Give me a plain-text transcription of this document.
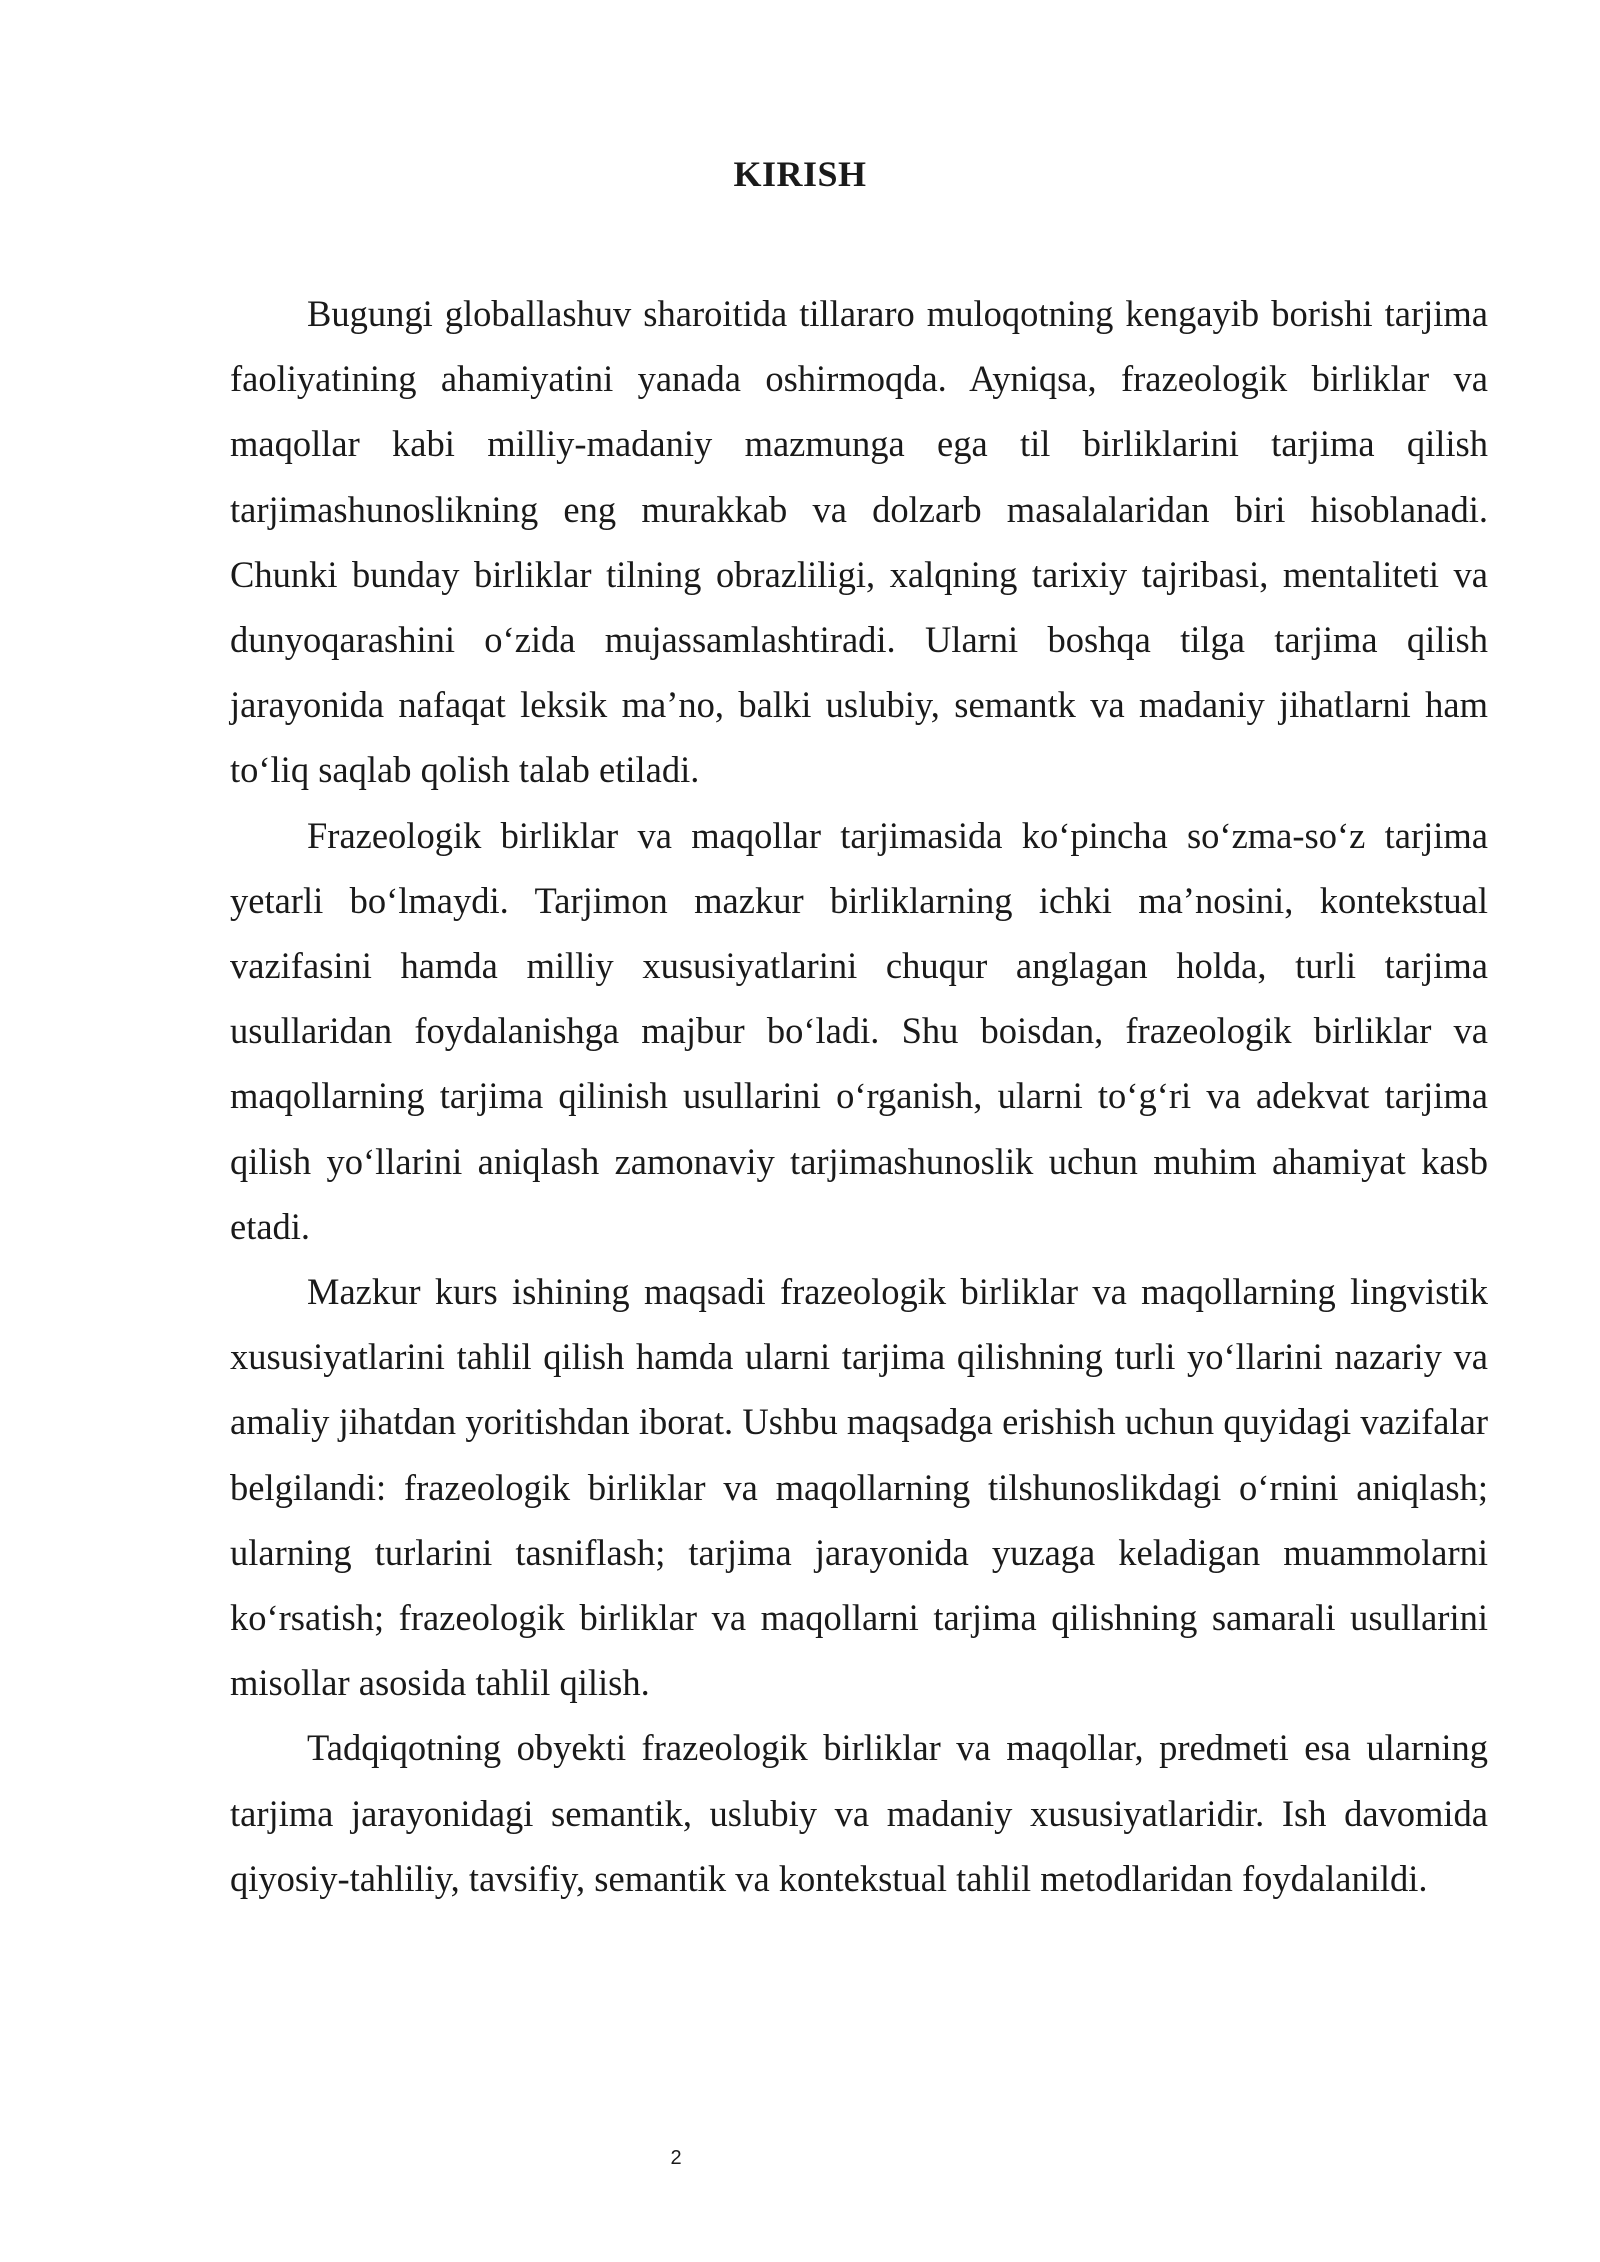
KIRISH

Bugungi globallashuv sharoitida tillararo muloqotning kengayib borishi tarjima faoliyatining ahamiyatini yanada oshirmoqda. Ayniqsa, frazeologik birliklar va maqollar kabi milliy-madaniy mazmunga ega til birliklarini tarjima qilish tarjimashunoslikning eng murakkab va dolzarb masalalaridan biri hisoblanadi. Chunki bunday birliklar tilning obrazliligi, xalqning tarixiy tajribasi, mentaliteti va dunyoqarashini o‘zida mujassamlashtiradi. Ularni boshqa tilga tarjima qilish jarayonida nafaqat leksik ma’no, balki uslubiy, semantk va madaniy jihatlarni ham to‘liq saqlab qolish talab etiladi.

Frazeologik birliklar va maqollar tarjimasida ko‘pincha so‘zma-so‘z tarjima yetarli bo‘lmaydi. Tarjimon mazkur birliklarning ichki ma’nosini, kontekstual vazifasini hamda milliy xususiyatlarini chuqur anglagan holda, turli tarjima usullaridan foydalanishga majbur bo‘ladi. Shu boisdan, frazeologik birliklar va maqollarning tarjima qilinish usullarini o‘rganish, ularni to‘g‘ri va adekvat tarjima qilish yo‘llarini aniqlash zamonaviy tarjimashunoslik uchun muhim ahamiyat kasb etadi.

Mazkur kurs ishining maqsadi frazeologik birliklar va maqollarning lingvistik xususiyatlarini tahlil qilish hamda ularni tarjima qilishning turli yo‘llarini nazariy va amaliy jihatdan yoritishdan iborat. Ushbu maqsadga erishish uchun quyidagi vazifalar belgilandi: frazeologik birliklar va maqollarning tilshunoslikdagi o‘rnini aniqlash; ularning turlarini tasniflash; tarjima jarayonida yuzaga keladigan muammolarni ko‘rsatish; frazeologik birliklar va maqollarni tarjima qilishning samarali usullarini misollar asosida tahlil qilish.

Tadqiqotning obyekti frazeologik birliklar va maqollar, predmeti esa ularning tarjima jarayonidagi semantik, uslubiy va madaniy xususiyatlaridir. Ish davomida qiyosiy-tahliliy, tavsifiy, semantik va kontekstual tahlil metodlaridan foydalanildi.

2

◆ **Exercise goal**: From start to finish, output the listing exactly, but omit its pictures.

◆ **Complete output**:
Give me a plain-text transcription of this document.
KIRISH

Bugungi globallashuv sharoitida tillararo muloqotning kengayib borishi tarjima faoliyatining ahamiyatini yanada oshirmoqda. Ayniqsa, frazeologik birliklar va maqollar kabi milliy-madaniy mazmunga ega til birliklarini tarjima qilish tarjimashunoslikning eng murakkab va dolzarb masalalaridan biri hisoblanadi. Chunki bunday birliklar tilning obrazliligi, xalqning tarixiy tajribasi, mentaliteti va dunyoqarashini o‘zida mujassamlashtiradi. Ularni boshqa tilga tarjima qilish jarayonida nafaqat leksik ma’no, balki uslubiy, semantk va madaniy jihatlarni ham to‘liq saqlab qolish talab etiladi.

Frazeologik birliklar va maqollar tarjimasida ko‘pincha so‘zma-so‘z tarjima yetarli bo‘lmaydi. Tarjimon mazkur birliklarning ichki ma’nosini, kontekstual vazifasini hamda milliy xususiyatlarini chuqur anglagan holda, turli tarjima usullaridan foydalanishga majbur bo‘ladi. Shu boisdan, frazeologik birliklar va maqollarning tarjima qilinish usullarini o‘rganish, ularni to‘g‘ri va adekvat tarjima qilish yo‘llarini aniqlash zamonaviy tarjimashunoslik uchun muhim ahamiyat kasb etadi.

Mazkur kurs ishining maqsadi frazeologik birliklar va maqollarning lingvistik xususiyatlarini tahlil qilish hamda ularni tarjima qilishning turli yo‘llarini nazariy va amaliy jihatdan yoritishdan iborat. Ushbu maqsadga erishish uchun quyidagi vazifalar belgilandi: frazeologik birliklar va maqollarning tilshunoslikdagi o‘rnini aniqlash; ularning turlarini tasniflash; tarjima jarayonida yuzaga keladigan muammolarni ko‘rsatish; frazeologik birliklar va maqollarni tarjima qilishning samarali usullarini misollar asosida tahlil qilish.

Tadqiqotning obyekti frazeologik birliklar va maqollar, predmeti esa ularning tarjima jarayonidagi semantik, uslubiy va madaniy xususiyatlaridir. Ish davomida qiyosiy-tahliliy, tavsifiy, semantik va kontekstual tahlil metodlaridan foydalanildi.

2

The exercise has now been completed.